Short task ->
Locate each line in the records containing "ylabel". Copy it.
-- START --
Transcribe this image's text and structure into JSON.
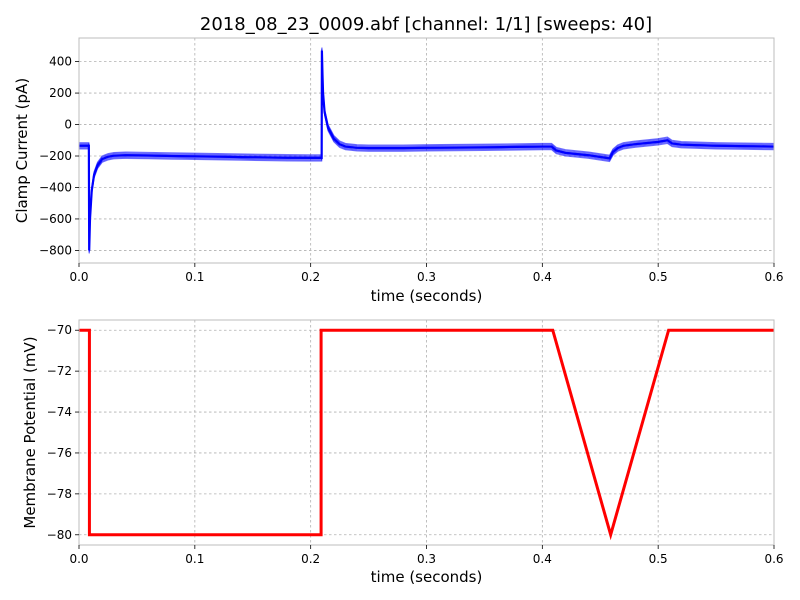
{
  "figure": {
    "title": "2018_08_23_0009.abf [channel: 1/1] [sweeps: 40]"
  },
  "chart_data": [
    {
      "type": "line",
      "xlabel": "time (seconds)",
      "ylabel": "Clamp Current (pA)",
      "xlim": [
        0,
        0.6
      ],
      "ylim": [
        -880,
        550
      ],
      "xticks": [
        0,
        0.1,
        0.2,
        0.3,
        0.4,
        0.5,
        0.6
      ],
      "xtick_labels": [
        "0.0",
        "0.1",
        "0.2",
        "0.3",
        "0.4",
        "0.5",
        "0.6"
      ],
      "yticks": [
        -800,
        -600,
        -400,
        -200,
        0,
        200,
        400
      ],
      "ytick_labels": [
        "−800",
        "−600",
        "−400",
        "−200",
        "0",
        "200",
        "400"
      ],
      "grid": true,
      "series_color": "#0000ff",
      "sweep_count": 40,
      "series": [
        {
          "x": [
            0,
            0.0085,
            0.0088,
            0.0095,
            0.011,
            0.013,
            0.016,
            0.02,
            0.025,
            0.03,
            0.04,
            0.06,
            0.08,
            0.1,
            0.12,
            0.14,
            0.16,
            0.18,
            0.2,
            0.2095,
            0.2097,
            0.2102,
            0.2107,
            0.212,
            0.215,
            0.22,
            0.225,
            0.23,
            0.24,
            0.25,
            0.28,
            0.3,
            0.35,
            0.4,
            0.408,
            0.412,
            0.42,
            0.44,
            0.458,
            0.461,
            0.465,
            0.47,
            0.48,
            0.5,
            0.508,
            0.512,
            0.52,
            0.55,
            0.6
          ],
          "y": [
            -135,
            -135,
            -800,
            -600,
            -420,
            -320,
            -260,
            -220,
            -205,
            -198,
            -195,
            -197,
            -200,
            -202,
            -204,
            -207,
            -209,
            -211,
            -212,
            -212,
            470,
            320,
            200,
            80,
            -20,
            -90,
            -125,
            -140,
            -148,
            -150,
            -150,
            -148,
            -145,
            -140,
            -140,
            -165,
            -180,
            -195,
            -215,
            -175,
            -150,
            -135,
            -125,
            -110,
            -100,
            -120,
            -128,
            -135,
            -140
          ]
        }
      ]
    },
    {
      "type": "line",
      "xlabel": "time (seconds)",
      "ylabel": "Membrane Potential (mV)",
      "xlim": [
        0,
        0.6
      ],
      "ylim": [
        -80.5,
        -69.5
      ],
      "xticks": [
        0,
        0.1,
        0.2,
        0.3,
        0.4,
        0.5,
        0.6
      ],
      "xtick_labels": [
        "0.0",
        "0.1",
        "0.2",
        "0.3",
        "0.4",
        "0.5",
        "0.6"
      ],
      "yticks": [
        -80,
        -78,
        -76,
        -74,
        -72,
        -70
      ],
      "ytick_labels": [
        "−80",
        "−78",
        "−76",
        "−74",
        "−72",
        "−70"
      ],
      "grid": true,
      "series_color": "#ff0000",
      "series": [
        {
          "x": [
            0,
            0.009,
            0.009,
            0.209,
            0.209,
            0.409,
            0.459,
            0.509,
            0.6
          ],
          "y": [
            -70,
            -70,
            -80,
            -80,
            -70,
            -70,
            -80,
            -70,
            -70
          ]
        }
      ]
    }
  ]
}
-- END --
Response below ->
      "ylabel": "Clamp Current (pA)",
      "ylabel": "Membrane Potential (mV)",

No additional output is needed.